Bloc de texte
⟨

20 mars 2016 7 20 /03 /mars /2016 08:18
Le 21 décembre à Futuba, Yuji Onuma assiste au démontage du panneau portant le slogan qu’il a inventé :   « L’énergie nucléaire : l’énergie pour un avenir radieux » (source KYODO)

Le 21 décembre à Futuba, Yuji Onuma assiste au démontage du panneau portant le slogan qu’il a inventé : « L’énergie nucléaire : l’énergie pour un avenir radieux » (source KYODO)

Article original publié le 29 février 2016 sous le titre: « Removal of pro-nuclear signs in Fukushima town irks slogan maker » sur le site Japan Today

 

Traduction : Evelyne Genoulaz

 

Source : Japantoday, 29 FEV. 2016. http://www.japantoday.com/category/national/view/removal-of-pro-nuclear-signs-in-fukushima-town-irks-slogan-maker . Ce lien a été supprimé depuis.

 

 

 

Koga au Japon - Quelques mois à peine avant le cinquième anniversaire de la catastrophe nucléaire au complexe de Fukushima Daiichi, une ville hébergeant la centrale sinistrée a entrepris de retirer deux enseignes qui affichaient non sans ironie le culte aveugle du Japon pour l’énergie nucléaire.

C’est un slogan qu’arborait le centre-ville à Futaba depuis 1988 :

 

« L’énergie nucléaire : l’énergie qui prépare un avenir radieux ».

 

Mais aujourd’hui la ville est morte, tous ses résidents ont été évacués faute à la contamination radioactive suite à la fusion de trois réacteurs.

⟩

Bloc de données
⟨

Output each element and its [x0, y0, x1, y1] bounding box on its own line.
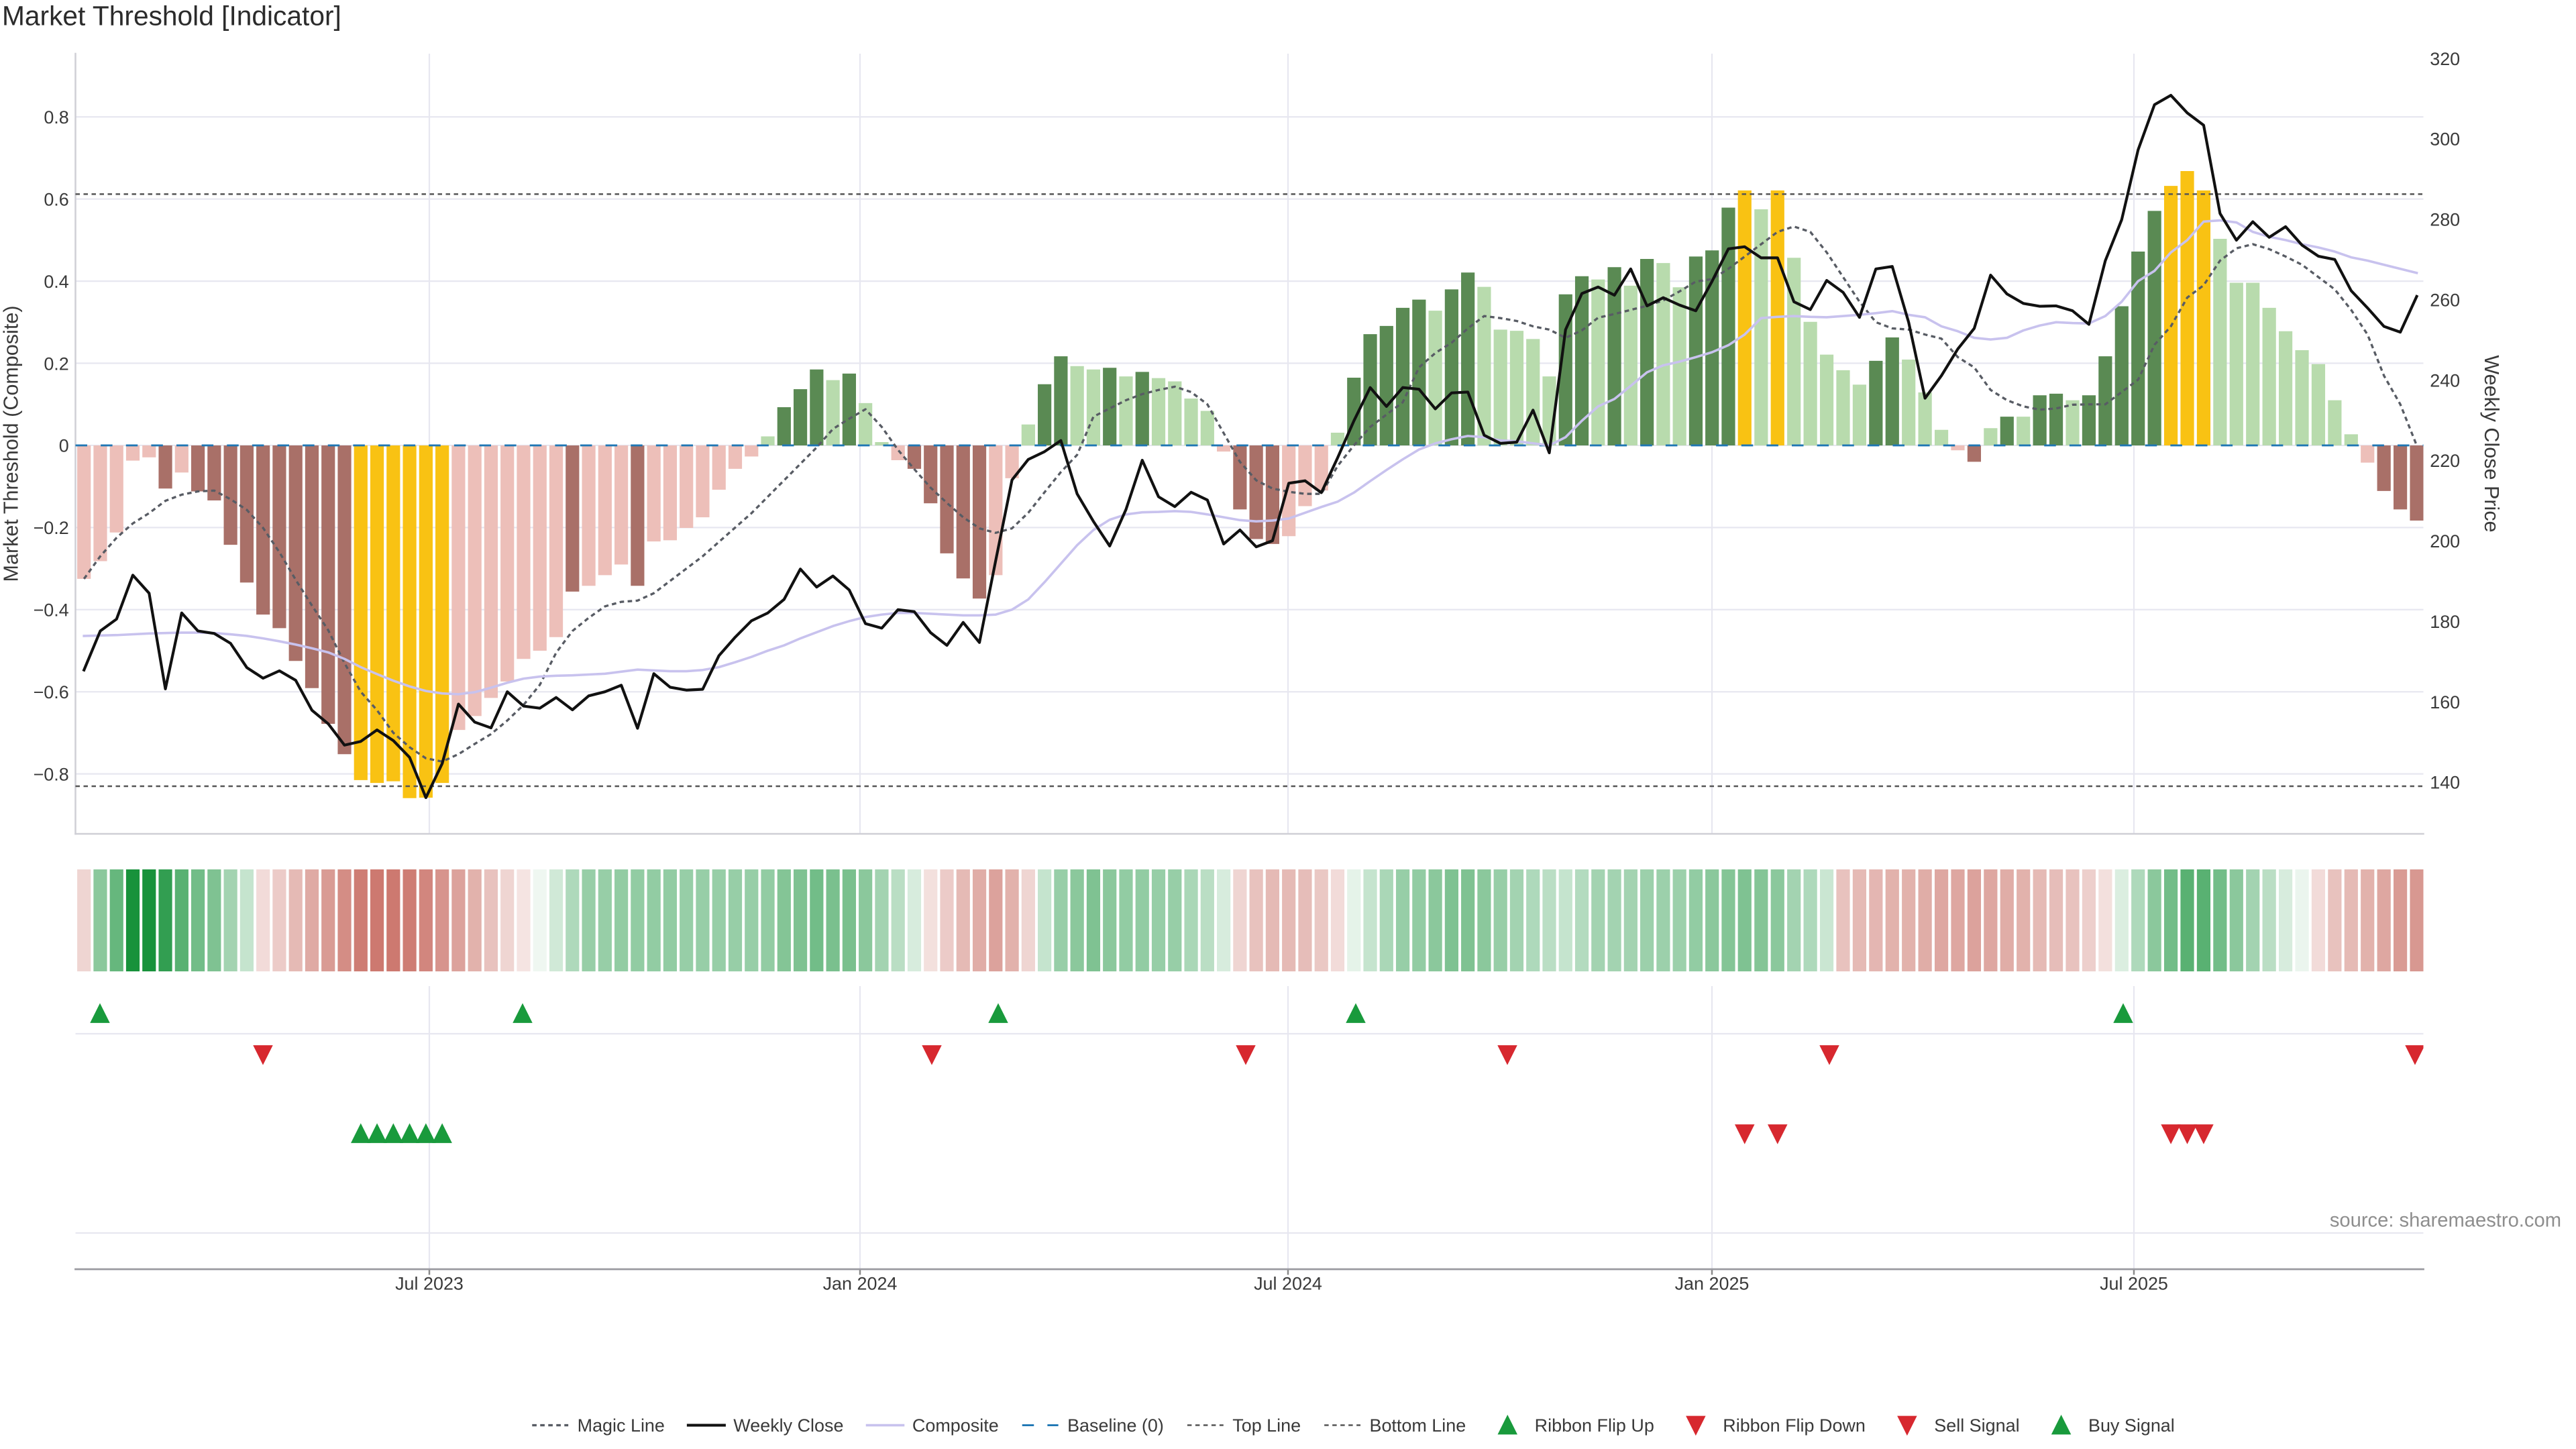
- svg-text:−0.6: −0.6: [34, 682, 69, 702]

⟩

Consignes et exigences
Selon l'article sur les panneaux de Futaba, depuis quelle année le slogan pronucléaire ornait-il le centre-ville ?

Résolution de tâche
Depuis 1988.